## begin
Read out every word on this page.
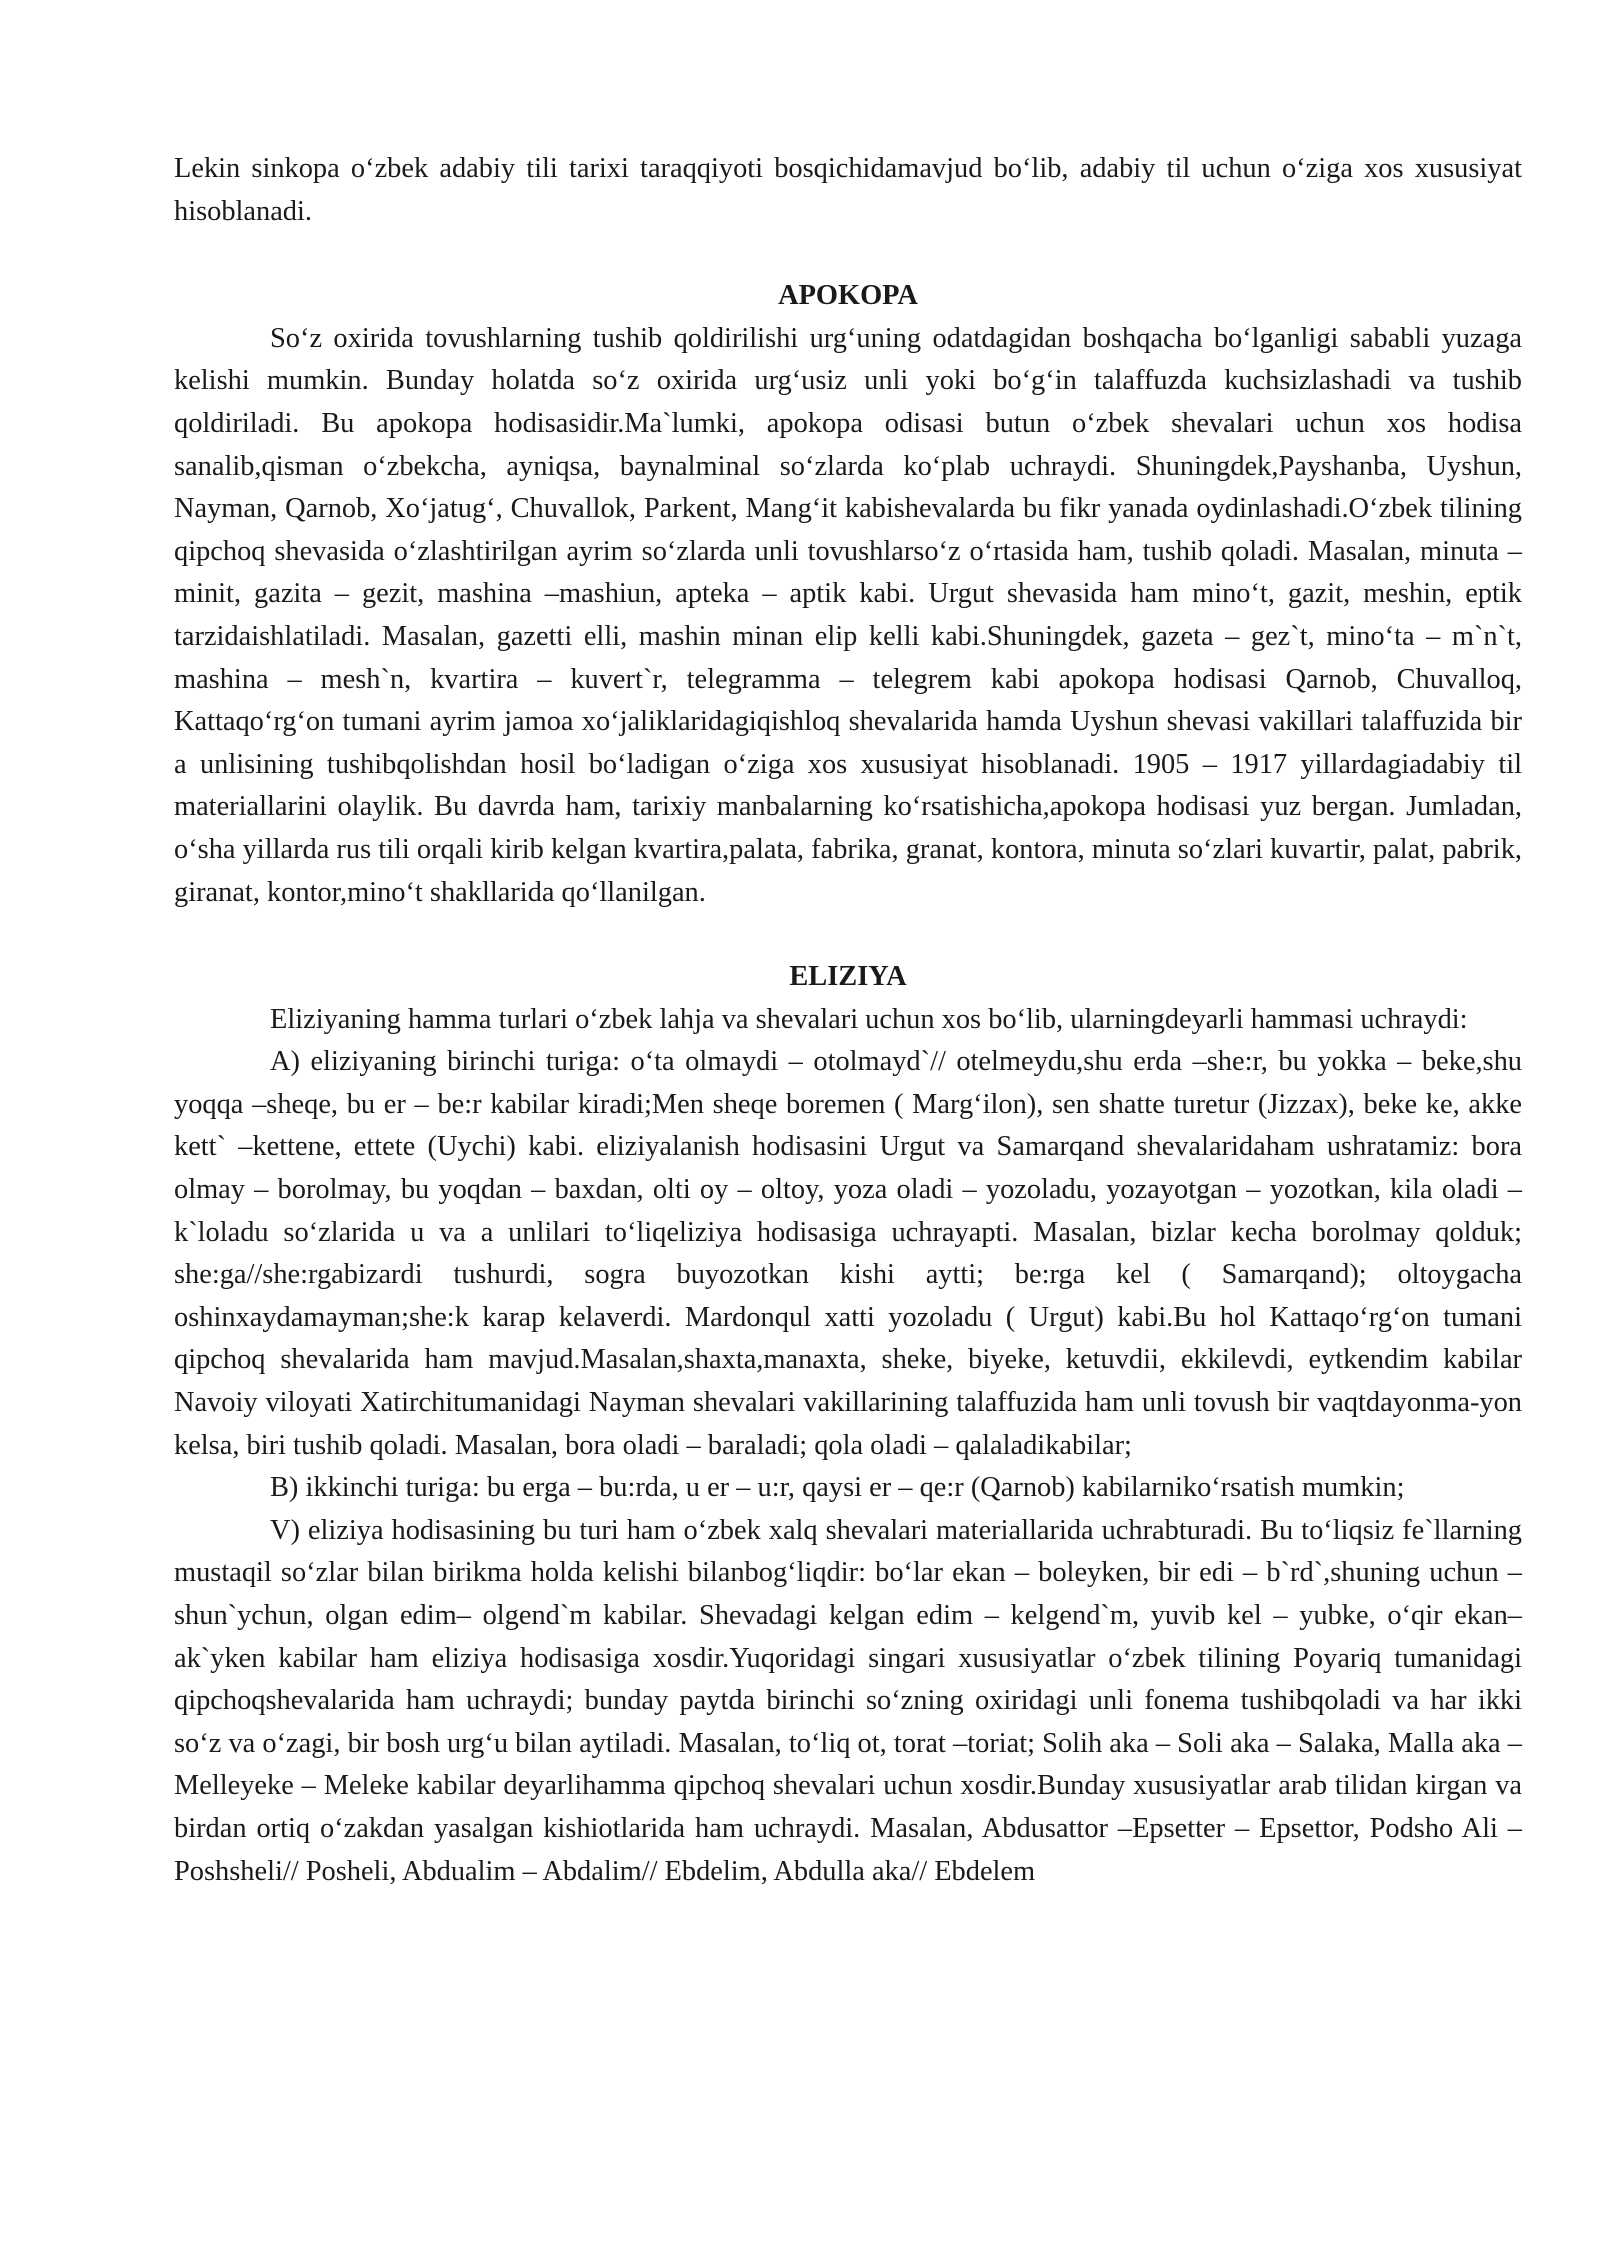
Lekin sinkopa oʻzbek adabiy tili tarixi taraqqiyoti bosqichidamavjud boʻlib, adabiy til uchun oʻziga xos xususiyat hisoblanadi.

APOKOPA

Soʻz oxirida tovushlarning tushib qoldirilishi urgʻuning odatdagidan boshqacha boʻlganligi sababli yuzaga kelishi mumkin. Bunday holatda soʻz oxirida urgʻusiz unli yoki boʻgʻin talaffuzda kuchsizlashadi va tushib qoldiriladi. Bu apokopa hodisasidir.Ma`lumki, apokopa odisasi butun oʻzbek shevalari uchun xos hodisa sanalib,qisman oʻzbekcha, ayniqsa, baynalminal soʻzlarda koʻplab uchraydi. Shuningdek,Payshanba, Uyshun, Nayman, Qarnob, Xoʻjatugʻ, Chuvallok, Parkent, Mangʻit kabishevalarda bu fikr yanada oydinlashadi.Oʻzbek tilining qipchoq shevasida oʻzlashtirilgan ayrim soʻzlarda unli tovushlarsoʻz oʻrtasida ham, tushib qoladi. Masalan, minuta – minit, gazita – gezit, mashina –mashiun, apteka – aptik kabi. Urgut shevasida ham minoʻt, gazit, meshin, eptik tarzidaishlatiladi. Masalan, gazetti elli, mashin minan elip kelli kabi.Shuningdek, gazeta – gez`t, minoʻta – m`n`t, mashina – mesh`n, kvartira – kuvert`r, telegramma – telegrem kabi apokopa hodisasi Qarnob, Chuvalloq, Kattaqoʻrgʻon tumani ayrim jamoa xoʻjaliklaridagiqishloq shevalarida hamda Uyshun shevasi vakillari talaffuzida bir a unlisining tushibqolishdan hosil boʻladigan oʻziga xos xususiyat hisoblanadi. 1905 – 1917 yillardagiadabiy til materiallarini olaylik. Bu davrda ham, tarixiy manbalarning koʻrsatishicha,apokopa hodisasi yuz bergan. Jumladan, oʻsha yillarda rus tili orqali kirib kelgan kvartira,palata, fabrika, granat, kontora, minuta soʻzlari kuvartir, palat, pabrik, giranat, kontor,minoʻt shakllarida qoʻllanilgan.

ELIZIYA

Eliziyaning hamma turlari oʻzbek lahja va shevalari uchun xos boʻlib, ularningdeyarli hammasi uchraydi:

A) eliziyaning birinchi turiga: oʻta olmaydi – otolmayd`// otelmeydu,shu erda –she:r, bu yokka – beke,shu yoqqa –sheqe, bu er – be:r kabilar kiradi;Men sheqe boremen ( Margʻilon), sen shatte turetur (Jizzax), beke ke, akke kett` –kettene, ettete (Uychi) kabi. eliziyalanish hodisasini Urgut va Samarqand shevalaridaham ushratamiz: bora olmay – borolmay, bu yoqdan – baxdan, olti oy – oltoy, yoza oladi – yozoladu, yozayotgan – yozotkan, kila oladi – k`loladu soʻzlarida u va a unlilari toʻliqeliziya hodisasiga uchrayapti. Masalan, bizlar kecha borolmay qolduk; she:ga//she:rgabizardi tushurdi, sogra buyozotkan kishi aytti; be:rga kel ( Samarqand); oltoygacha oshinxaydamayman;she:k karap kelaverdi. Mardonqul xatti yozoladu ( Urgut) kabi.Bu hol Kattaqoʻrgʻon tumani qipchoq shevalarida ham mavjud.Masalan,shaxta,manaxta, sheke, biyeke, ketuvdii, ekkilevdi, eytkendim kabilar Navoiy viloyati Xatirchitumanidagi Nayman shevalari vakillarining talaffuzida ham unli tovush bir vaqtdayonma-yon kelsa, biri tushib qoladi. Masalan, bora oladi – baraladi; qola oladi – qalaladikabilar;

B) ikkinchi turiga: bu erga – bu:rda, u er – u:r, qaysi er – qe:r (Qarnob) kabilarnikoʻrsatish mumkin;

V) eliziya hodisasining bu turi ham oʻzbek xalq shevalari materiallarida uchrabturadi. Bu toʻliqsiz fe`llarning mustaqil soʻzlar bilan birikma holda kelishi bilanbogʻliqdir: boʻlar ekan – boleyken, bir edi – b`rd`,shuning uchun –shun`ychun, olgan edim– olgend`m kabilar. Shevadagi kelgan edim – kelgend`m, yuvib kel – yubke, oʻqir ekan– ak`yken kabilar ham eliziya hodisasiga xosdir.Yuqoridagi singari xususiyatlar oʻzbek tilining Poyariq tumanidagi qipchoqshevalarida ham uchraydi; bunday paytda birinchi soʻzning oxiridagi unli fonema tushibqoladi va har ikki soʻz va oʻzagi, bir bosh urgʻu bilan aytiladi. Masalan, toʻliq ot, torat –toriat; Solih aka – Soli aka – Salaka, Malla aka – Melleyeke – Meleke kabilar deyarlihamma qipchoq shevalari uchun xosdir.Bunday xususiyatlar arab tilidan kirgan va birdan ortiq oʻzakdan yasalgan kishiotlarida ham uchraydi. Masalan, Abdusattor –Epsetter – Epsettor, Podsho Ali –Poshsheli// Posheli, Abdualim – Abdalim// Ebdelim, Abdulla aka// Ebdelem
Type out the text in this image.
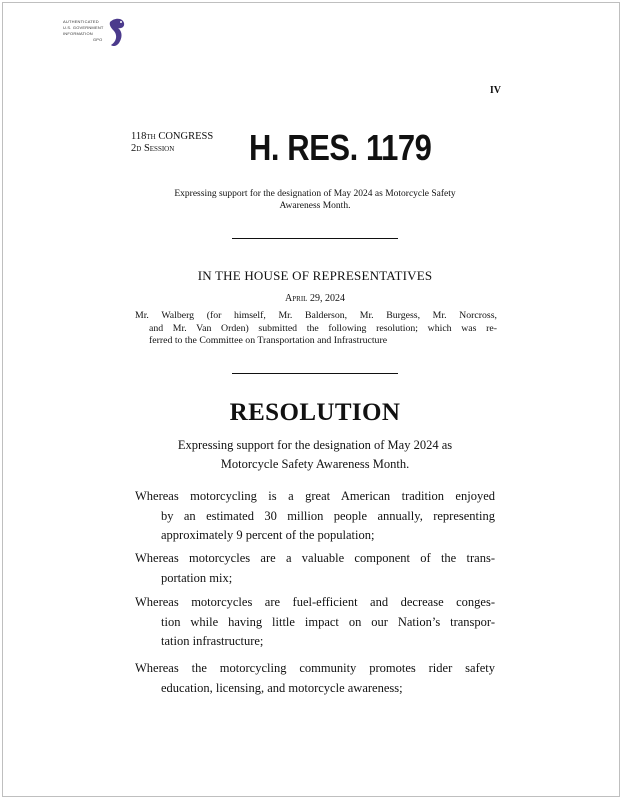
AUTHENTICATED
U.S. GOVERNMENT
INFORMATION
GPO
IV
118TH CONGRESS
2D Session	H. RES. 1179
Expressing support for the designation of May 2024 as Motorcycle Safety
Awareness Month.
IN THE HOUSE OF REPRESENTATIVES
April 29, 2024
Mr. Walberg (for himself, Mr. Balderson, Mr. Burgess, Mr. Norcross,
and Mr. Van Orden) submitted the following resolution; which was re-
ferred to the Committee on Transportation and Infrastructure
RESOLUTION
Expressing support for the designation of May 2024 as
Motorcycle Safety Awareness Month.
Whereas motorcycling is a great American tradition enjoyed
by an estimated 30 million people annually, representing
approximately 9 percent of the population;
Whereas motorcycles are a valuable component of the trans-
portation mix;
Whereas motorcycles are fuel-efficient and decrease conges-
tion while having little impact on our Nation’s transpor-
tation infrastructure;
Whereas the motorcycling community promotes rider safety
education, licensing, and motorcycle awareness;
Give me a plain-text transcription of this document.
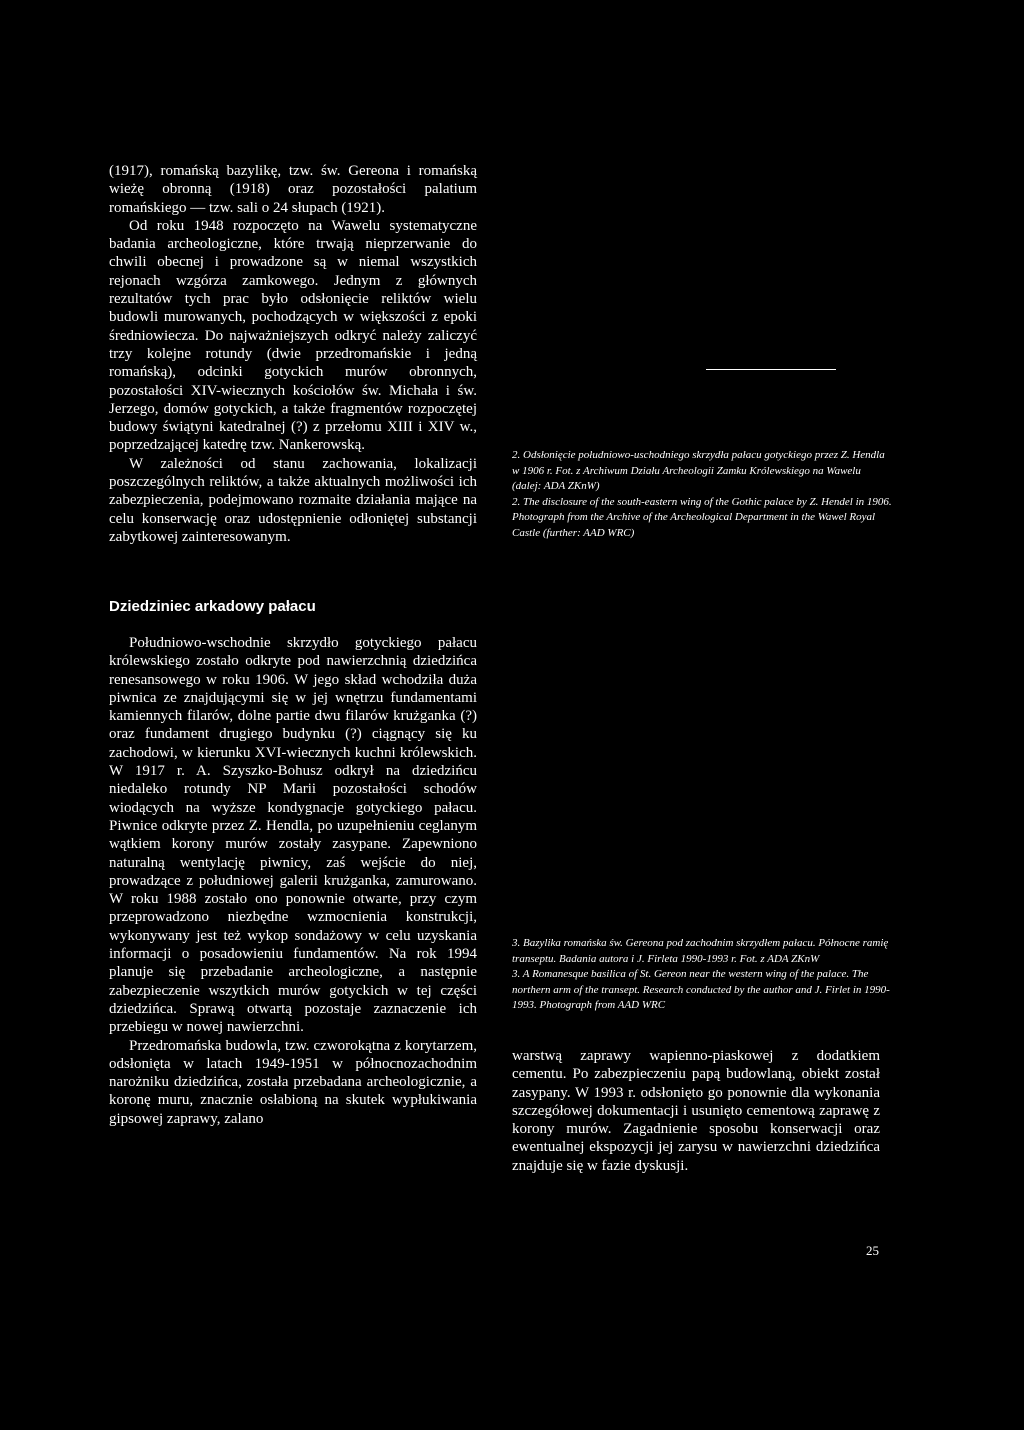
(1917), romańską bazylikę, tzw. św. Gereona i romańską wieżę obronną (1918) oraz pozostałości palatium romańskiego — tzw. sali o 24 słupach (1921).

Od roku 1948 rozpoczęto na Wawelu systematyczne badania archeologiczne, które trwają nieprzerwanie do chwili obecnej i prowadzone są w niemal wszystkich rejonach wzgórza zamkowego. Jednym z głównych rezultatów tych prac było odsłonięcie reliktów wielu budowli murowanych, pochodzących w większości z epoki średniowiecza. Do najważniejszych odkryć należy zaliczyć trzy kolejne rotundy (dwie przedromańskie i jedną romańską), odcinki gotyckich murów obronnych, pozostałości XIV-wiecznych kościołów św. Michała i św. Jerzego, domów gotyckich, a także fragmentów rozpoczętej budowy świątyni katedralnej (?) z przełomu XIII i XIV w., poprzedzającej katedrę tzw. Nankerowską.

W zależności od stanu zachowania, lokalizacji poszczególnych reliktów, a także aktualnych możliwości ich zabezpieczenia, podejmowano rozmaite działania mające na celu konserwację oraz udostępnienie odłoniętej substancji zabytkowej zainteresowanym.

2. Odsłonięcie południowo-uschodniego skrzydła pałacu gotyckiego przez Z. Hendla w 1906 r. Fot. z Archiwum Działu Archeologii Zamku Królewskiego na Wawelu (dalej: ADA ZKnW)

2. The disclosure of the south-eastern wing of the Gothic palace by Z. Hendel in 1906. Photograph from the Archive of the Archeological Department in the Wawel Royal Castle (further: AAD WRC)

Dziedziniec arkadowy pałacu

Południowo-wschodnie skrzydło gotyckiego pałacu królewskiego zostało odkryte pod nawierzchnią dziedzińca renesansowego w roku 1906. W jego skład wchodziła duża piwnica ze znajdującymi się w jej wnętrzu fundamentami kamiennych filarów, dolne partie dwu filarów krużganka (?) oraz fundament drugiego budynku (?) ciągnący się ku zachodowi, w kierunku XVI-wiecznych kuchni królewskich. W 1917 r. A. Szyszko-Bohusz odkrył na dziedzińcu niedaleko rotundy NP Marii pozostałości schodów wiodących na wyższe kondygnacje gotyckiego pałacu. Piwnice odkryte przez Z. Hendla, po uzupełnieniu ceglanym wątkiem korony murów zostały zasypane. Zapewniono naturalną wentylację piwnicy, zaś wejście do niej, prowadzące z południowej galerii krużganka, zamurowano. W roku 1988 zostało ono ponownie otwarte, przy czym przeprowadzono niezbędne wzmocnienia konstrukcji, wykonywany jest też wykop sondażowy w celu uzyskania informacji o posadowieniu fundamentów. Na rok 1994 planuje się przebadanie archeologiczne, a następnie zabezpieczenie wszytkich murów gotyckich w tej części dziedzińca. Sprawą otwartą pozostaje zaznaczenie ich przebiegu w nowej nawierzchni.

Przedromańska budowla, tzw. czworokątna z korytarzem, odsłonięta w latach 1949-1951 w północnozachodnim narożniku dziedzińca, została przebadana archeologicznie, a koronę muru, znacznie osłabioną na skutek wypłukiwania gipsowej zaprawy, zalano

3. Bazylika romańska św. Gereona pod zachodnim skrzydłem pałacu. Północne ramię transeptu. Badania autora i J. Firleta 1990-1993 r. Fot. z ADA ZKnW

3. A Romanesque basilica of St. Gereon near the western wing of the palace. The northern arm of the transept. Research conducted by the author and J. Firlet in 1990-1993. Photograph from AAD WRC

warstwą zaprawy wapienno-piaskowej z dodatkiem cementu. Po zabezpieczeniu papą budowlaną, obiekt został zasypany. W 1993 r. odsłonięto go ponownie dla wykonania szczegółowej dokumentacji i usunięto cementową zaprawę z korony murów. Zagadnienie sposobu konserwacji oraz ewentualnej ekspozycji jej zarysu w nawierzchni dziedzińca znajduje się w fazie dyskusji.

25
## end
__Task to carry out__: Take every line from the records above that has the word "Month" and copy it.

__Final answer__:
Awareness Month.
Motorcycle Safety Awareness Month.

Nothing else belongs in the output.